▶ **Opdracht**
Typ alle onderstaande items regel voor regel over, zonder iets te wijzigen.

:: De items

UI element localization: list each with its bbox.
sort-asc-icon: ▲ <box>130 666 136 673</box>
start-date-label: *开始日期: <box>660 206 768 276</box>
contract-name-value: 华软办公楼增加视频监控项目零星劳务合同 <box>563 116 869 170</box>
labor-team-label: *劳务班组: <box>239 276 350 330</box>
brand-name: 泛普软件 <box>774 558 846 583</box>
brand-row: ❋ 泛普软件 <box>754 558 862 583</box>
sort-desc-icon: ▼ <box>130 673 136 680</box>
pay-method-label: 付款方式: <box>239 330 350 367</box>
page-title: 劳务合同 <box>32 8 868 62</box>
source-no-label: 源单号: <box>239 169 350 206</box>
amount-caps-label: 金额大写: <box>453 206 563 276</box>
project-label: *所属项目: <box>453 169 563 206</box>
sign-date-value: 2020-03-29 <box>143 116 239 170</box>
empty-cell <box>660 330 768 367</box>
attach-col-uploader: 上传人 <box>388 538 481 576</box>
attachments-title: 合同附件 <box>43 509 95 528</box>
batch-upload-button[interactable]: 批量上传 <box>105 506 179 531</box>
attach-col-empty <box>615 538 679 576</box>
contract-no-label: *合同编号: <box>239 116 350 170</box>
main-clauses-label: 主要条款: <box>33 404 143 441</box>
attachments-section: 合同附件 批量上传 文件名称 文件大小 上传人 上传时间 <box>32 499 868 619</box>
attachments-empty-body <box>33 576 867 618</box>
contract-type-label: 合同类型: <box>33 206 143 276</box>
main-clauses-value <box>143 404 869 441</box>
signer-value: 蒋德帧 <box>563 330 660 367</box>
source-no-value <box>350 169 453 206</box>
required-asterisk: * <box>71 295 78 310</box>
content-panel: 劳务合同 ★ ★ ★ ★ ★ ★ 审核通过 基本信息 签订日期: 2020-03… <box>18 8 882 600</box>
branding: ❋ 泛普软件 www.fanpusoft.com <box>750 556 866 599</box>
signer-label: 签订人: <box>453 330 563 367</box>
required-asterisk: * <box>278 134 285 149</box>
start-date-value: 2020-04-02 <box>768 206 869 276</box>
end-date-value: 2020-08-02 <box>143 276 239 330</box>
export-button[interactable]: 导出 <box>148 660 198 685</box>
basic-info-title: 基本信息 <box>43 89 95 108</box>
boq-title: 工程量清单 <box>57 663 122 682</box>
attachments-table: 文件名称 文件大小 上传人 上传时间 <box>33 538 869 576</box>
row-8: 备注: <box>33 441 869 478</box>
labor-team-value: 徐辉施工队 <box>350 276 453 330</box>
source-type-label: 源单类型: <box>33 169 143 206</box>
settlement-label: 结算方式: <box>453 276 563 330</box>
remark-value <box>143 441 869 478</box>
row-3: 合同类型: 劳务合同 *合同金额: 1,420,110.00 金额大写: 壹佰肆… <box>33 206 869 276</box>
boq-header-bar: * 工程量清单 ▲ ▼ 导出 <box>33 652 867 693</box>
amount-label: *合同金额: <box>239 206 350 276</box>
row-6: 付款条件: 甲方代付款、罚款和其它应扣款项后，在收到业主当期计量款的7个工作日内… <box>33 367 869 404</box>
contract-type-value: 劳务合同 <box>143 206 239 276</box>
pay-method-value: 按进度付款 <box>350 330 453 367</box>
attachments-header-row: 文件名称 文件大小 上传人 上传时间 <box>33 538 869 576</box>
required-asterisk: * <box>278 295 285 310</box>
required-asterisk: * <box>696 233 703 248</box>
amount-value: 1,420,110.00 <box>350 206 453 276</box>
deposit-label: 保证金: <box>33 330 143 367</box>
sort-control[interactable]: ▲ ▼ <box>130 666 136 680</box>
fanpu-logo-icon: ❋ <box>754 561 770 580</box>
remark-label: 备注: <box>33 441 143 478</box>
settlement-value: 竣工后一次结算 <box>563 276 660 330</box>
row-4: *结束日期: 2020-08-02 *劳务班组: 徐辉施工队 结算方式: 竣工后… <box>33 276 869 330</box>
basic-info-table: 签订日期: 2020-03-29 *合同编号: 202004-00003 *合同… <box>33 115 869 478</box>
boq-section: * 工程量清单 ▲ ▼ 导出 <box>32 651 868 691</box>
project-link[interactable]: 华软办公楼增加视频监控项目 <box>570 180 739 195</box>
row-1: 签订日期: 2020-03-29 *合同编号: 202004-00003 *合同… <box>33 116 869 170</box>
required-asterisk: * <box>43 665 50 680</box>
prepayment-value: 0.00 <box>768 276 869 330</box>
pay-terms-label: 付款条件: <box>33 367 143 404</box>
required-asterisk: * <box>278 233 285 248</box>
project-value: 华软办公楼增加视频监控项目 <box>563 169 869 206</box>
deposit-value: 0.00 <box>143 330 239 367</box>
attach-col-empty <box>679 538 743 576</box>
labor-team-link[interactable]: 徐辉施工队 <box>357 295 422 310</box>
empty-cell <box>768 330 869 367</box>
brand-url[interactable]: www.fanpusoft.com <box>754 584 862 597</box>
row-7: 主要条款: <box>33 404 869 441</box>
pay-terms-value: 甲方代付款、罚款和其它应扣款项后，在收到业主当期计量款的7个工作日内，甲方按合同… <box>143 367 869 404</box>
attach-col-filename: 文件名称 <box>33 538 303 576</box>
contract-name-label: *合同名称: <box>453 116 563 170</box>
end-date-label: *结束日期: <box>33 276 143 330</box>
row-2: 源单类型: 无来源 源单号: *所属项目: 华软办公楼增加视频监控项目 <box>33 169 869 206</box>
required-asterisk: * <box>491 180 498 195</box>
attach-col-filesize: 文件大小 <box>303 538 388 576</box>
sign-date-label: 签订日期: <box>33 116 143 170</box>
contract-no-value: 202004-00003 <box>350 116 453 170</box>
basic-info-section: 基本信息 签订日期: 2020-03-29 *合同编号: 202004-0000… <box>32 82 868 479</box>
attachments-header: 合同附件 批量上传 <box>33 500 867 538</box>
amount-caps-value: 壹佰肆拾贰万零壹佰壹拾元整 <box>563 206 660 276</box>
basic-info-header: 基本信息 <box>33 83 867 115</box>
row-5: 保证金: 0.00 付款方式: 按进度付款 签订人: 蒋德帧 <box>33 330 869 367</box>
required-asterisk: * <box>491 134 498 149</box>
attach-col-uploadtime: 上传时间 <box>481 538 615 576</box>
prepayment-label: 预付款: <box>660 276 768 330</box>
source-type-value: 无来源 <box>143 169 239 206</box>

::::

▶ **Juist antwoord**
UI element localization: list each with its bbox.
sort-asc-icon: ▲ <box>130 666 136 673</box>
start-date-label: *开始日期: <box>660 206 768 276</box>
contract-name-value: 华软办公楼增加视频监控项目零星劳务合同 <box>563 116 869 170</box>
labor-team-label: *劳务班组: <box>239 276 350 330</box>
brand-name: 泛普软件 <box>774 558 846 583</box>
brand-row: ❋ 泛普软件 <box>754 558 862 583</box>
sort-desc-icon: ▼ <box>130 673 136 680</box>
pay-method-label: 付款方式: <box>239 330 350 367</box>
page-title: 劳务合同 <box>32 8 868 62</box>
source-no-label: 源单号: <box>239 169 350 206</box>
amount-caps-label: 金额大写: <box>453 206 563 276</box>
project-label: *所属项目: <box>453 169 563 206</box>
sign-date-value: 2020-03-29 <box>143 116 239 170</box>
empty-cell <box>660 330 768 367</box>
attach-col-uploader: 上传人 <box>388 538 481 576</box>
attachments-title: 合同附件 <box>43 509 95 528</box>
batch-upload-button[interactable]: 批量上传 <box>105 506 179 531</box>
attach-col-empty <box>615 538 679 576</box>
contract-no-label: *合同编号: <box>239 116 350 170</box>
main-clauses-label: 主要条款: <box>33 404 143 441</box>
attachments-section: 合同附件 批量上传 文件名称 文件大小 上传人 上传时间 <box>32 499 868 619</box>
attachments-empty-body <box>33 576 867 618</box>
contract-type-label: 合同类型: <box>33 206 143 276</box>
main-clauses-value <box>143 404 869 441</box>
signer-value: 蒋德帧 <box>563 330 660 367</box>
source-no-value <box>350 169 453 206</box>
required-asterisk: * <box>71 295 78 310</box>
content-panel: 劳务合同 ★ ★ ★ ★ ★ ★ 审核通过 基本信息 签订日期: 2020-03… <box>18 8 882 600</box>
branding: ❋ 泛普软件 www.fanpusoft.com <box>750 556 866 599</box>
signer-label: 签订人: <box>453 330 563 367</box>
required-asterisk: * <box>278 134 285 149</box>
start-date-value: 2020-04-02 <box>768 206 869 276</box>
end-date-value: 2020-08-02 <box>143 276 239 330</box>
export-button[interactable]: 导出 <box>148 660 198 685</box>
basic-info-title: 基本信息 <box>43 89 95 108</box>
boq-title: 工程量清单 <box>57 663 122 682</box>
attachments-table: 文件名称 文件大小 上传人 上传时间 <box>33 538 869 576</box>
row-8: 备注: <box>33 441 869 478</box>
labor-team-value: 徐辉施工队 <box>350 276 453 330</box>
source-type-label: 源单类型: <box>33 169 143 206</box>
settlement-label: 结算方式: <box>453 276 563 330</box>
remark-value <box>143 441 869 478</box>
row-3: 合同类型: 劳务合同 *合同金额: 1,420,110.00 金额大写: 壹佰肆… <box>33 206 869 276</box>
boq-header-bar: * 工程量清单 ▲ ▼ 导出 <box>33 652 867 693</box>
amount-label: *合同金额: <box>239 206 350 276</box>
row-6: 付款条件: 甲方代付款、罚款和其它应扣款项后，在收到业主当期计量款的7个工作日内… <box>33 367 869 404</box>
contract-type-value: 劳务合同 <box>143 206 239 276</box>
pay-method-value: 按进度付款 <box>350 330 453 367</box>
attachments-header-row: 文件名称 文件大小 上传人 上传时间 <box>33 538 869 576</box>
required-asterisk: * <box>278 295 285 310</box>
required-asterisk: * <box>696 233 703 248</box>
amount-value: 1,420,110.00 <box>350 206 453 276</box>
deposit-label: 保证金: <box>33 330 143 367</box>
sort-control[interactable]: ▲ ▼ <box>130 666 136 680</box>
fanpu-logo-icon: ❋ <box>754 561 770 580</box>
remark-label: 备注: <box>33 441 143 478</box>
settlement-value: 竣工后一次结算 <box>563 276 660 330</box>
row-4: *结束日期: 2020-08-02 *劳务班组: 徐辉施工队 结算方式: 竣工后… <box>33 276 869 330</box>
basic-info-table: 签订日期: 2020-03-29 *合同编号: 202004-00003 *合同… <box>33 115 869 478</box>
boq-section: * 工程量清单 ▲ ▼ 导出 <box>32 651 868 691</box>
project-link[interactable]: 华软办公楼增加视频监控项目 <box>570 180 739 195</box>
row-1: 签订日期: 2020-03-29 *合同编号: 202004-00003 *合同… <box>33 116 869 170</box>
required-asterisk: * <box>43 665 50 680</box>
prepayment-value: 0.00 <box>768 276 869 330</box>
pay-terms-label: 付款条件: <box>33 367 143 404</box>
required-asterisk: * <box>278 233 285 248</box>
project-value: 华软办公楼增加视频监控项目 <box>563 169 869 206</box>
deposit-value: 0.00 <box>143 330 239 367</box>
attach-col-empty <box>679 538 743 576</box>
labor-team-link[interactable]: 徐辉施工队 <box>357 295 422 310</box>
empty-cell <box>768 330 869 367</box>
brand-url[interactable]: www.fanpusoft.com <box>754 584 862 597</box>
row-7: 主要条款: <box>33 404 869 441</box>
pay-terms-value: 甲方代付款、罚款和其它应扣款项后，在收到业主当期计量款的7个工作日内，甲方按合同… <box>143 367 869 404</box>
attach-col-filename: 文件名称 <box>33 538 303 576</box>
contract-name-label: *合同名称: <box>453 116 563 170</box>
end-date-label: *结束日期: <box>33 276 143 330</box>
row-2: 源单类型: 无来源 源单号: *所属项目: 华软办公楼增加视频监控项目 <box>33 169 869 206</box>
required-asterisk: * <box>491 180 498 195</box>
attach-col-filesize: 文件大小 <box>303 538 388 576</box>
sign-date-label: 签订日期: <box>33 116 143 170</box>
contract-no-value: 202004-00003 <box>350 116 453 170</box>
basic-info-section: 基本信息 签订日期: 2020-03-29 *合同编号: 202004-0000… <box>32 82 868 479</box>
attachments-header: 合同附件 批量上传 <box>33 500 867 538</box>
amount-caps-value: 壹佰肆拾贰万零壹佰壹拾元整 <box>563 206 660 276</box>
basic-info-header: 基本信息 <box>33 83 867 115</box>
row-5: 保证金: 0.00 付款方式: 按进度付款 签订人: 蒋德帧 <box>33 330 869 367</box>
required-asterisk: * <box>491 134 498 149</box>
attach-col-uploadtime: 上传时间 <box>481 538 615 576</box>
prepayment-label: 预付款: <box>660 276 768 330</box>
source-type-value: 无来源 <box>143 169 239 206</box>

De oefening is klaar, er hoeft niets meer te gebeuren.